Supplied data section start

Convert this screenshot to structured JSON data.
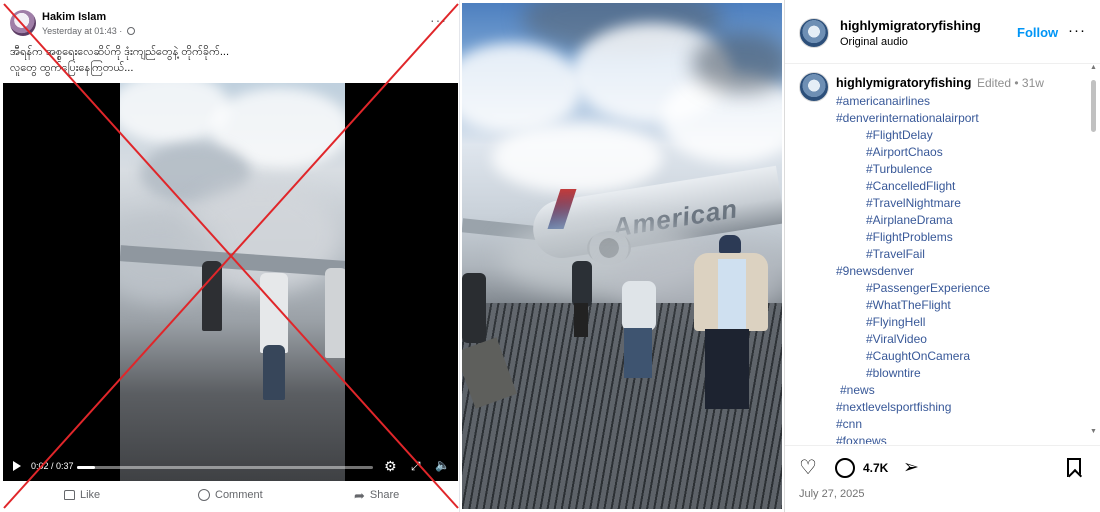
{
  "facebook_post": {
    "author": "Hakim Islam",
    "timestamp": "Yesterday at 01:43 · ",
    "more_label": "···",
    "caption_lines": [
      "အီရန်က အစ္စရေးလေဆိပ်ကို ဒုံးကျည်တွေနဲ့ တိုက်ခိုက်...",
      "လူတွေ ထွက်ပြေးနေကြတယ်..."
    ],
    "video": {
      "time": "0:02 / 0:37",
      "progress": 0.06,
      "settings_icon": "gear-icon",
      "fullscreen_icon": "expand-icon",
      "volume_icon": "volume-mute-icon"
    },
    "actions": {
      "like": "Like",
      "comment": "Comment",
      "share": "Share"
    },
    "overlay": {
      "cross_color": "#e0262a",
      "meaning": "debunked"
    }
  },
  "instagram": {
    "username": "highlymigratoryfishing",
    "audio": "Original audio",
    "follow_label": "Follow",
    "more_label": "···",
    "comment": {
      "username": "highlymigratoryfishing",
      "meta": "Edited • 31w",
      "tags": [
        "#americanairlines",
        "#denverinternationalairport",
        "#FlightDelay",
        "#AirportChaos",
        "#Turbulence",
        "#CancelledFlight",
        "#TravelNightmare",
        "#AirplaneDrama",
        "#FlightProblems",
        "#TravelFail",
        "#9newsdenver",
        "#PassengerExperience",
        "#WhatTheFlight",
        "#FlyingHell",
        "#ViralVideo",
        "#CaughtOnCamera",
        "#blowntire",
        "#news",
        "#nextlevelsportfishing",
        "#cnn",
        "#foxnews"
      ]
    },
    "comment_count": "4.7K",
    "date": "July 27, 2025",
    "photo_text": "American",
    "link_color": "#385898",
    "follow_color": "#0095f6"
  }
}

Supplied data section end

• [Try it]
Each record should be written out again exactly, though without its pictures.

• [Solution for this problem]
Convert this screenshot to structured JSON data.
{
  "facebook_post": {
    "author": "Hakim Islam",
    "timestamp": "Yesterday at 01:43 · ",
    "more_label": "···",
    "caption_lines": [
      "အီရန်က အစ္စရေးလေဆိပ်ကို ဒုံးကျည်တွေနဲ့ တိုက်ခိုက်...",
      "လူတွေ ထွက်ပြေးနေကြတယ်..."
    ],
    "video": {
      "time": "0:02 / 0:37",
      "progress": 0.06,
      "settings_icon": "gear-icon",
      "fullscreen_icon": "expand-icon",
      "volume_icon": "volume-mute-icon"
    },
    "actions": {
      "like": "Like",
      "comment": "Comment",
      "share": "Share"
    },
    "overlay": {
      "cross_color": "#e0262a",
      "meaning": "debunked"
    }
  },
  "instagram": {
    "username": "highlymigratoryfishing",
    "audio": "Original audio",
    "follow_label": "Follow",
    "more_label": "···",
    "comment": {
      "username": "highlymigratoryfishing",
      "meta": "Edited • 31w",
      "tags": [
        "#americanairlines",
        "#denverinternationalairport",
        "#FlightDelay",
        "#AirportChaos",
        "#Turbulence",
        "#CancelledFlight",
        "#TravelNightmare",
        "#AirplaneDrama",
        "#FlightProblems",
        "#TravelFail",
        "#9newsdenver",
        "#PassengerExperience",
        "#WhatTheFlight",
        "#FlyingHell",
        "#ViralVideo",
        "#CaughtOnCamera",
        "#blowntire",
        "#news",
        "#nextlevelsportfishing",
        "#cnn",
        "#foxnews"
      ]
    },
    "comment_count": "4.7K",
    "date": "July 27, 2025",
    "photo_text": "American",
    "link_color": "#385898",
    "follow_color": "#0095f6"
  }
}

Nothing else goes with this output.